Stated goal: Scan the entries below for the word "Long". Copy each line that has it.
═══
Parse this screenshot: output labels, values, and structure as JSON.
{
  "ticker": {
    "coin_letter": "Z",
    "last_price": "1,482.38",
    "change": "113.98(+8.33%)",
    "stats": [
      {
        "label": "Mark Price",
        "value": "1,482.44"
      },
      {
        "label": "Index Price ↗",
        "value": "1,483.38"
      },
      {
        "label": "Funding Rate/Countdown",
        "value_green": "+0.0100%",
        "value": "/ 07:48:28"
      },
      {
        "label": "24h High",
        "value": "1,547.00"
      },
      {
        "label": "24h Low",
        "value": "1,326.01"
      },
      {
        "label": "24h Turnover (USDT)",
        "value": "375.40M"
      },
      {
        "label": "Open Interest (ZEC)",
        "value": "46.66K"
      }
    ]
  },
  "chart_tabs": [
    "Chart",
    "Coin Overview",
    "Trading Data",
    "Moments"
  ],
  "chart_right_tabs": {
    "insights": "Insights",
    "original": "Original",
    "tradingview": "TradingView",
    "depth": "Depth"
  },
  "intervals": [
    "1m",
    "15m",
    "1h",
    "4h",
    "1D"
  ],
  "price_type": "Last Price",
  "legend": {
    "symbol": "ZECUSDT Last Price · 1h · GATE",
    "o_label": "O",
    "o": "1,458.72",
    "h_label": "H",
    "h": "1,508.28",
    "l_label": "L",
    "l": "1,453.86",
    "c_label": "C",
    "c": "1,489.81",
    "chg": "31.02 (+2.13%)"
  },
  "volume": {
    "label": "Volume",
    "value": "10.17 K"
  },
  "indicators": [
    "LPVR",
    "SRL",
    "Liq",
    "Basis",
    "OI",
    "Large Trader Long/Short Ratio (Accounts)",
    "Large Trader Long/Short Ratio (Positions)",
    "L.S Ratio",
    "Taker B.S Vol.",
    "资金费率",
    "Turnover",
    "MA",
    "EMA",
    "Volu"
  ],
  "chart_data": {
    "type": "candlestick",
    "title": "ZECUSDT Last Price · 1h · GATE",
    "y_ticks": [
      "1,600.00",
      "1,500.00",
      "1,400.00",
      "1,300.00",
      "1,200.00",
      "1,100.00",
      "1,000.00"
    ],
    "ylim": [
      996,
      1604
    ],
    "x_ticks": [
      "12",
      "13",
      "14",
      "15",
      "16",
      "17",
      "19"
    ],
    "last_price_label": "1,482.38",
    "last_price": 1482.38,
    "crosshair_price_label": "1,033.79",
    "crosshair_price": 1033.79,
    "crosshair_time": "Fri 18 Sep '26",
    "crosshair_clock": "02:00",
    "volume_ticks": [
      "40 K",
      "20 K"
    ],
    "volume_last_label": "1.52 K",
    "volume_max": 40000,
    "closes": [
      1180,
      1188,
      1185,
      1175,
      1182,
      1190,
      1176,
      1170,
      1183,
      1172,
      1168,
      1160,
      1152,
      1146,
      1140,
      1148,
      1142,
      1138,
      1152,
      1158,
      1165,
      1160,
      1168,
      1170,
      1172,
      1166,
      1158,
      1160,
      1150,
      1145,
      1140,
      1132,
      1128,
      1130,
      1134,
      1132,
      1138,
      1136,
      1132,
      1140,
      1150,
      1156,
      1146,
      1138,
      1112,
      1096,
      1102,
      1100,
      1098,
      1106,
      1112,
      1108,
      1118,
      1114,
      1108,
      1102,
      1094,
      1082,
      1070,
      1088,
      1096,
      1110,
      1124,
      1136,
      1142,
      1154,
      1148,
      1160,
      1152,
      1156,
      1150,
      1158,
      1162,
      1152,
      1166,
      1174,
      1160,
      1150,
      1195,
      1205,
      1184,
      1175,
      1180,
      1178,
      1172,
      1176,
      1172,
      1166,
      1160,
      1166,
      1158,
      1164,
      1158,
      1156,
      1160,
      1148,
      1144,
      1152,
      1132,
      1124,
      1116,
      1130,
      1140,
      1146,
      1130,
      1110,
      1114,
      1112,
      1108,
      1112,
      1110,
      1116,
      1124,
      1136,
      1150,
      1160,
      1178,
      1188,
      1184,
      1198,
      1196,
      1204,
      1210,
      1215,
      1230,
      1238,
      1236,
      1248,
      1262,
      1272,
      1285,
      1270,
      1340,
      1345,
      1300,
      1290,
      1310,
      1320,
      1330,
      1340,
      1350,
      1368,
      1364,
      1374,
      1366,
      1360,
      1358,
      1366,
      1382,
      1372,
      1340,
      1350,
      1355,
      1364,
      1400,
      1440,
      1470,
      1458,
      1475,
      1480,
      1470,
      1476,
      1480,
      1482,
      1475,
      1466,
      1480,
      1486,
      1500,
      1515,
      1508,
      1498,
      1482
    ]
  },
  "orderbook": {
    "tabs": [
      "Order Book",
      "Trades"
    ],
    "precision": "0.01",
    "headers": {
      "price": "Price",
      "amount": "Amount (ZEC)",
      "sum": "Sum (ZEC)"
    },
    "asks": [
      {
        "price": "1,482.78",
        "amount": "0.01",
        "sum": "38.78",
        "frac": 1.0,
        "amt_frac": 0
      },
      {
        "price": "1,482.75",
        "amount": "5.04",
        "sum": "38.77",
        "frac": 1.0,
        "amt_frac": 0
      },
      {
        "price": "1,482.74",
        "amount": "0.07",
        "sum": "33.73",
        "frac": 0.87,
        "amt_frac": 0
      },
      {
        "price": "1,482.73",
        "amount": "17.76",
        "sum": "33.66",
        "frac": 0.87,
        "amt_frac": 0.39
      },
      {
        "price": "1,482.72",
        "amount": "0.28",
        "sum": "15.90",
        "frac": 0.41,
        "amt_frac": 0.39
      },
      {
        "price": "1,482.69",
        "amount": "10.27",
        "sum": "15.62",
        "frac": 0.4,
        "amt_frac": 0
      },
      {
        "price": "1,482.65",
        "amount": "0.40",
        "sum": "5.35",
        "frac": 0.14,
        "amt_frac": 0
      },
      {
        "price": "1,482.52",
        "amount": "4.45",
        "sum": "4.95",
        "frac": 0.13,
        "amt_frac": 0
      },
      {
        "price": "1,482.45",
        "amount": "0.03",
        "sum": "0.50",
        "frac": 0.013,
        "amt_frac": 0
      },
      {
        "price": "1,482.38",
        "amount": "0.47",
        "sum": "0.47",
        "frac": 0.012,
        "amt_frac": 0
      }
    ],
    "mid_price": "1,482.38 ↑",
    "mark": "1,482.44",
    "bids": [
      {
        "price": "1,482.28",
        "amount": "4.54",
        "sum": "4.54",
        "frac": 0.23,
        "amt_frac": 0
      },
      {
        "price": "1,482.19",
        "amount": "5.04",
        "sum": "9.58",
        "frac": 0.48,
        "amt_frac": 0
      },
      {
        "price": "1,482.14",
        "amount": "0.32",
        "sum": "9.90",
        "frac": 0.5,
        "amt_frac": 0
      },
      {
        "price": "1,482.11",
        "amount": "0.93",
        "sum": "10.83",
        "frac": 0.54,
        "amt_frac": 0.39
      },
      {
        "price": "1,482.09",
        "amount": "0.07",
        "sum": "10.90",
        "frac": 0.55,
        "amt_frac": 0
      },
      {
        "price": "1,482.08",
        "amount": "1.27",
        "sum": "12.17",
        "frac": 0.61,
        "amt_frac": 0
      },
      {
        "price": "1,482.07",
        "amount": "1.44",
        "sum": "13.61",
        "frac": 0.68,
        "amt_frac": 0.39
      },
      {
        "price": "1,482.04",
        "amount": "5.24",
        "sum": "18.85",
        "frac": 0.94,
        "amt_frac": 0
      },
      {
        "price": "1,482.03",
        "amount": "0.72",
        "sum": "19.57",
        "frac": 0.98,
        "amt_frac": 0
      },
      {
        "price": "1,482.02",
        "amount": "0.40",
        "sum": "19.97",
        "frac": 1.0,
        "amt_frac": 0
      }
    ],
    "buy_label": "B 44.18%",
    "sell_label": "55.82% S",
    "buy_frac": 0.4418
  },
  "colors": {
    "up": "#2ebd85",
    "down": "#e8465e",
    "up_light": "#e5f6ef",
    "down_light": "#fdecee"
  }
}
═══
Result:
    "Large Trader Long/Short Ratio (Accounts)",
    "Large Trader Long/Short Ratio (Positions)",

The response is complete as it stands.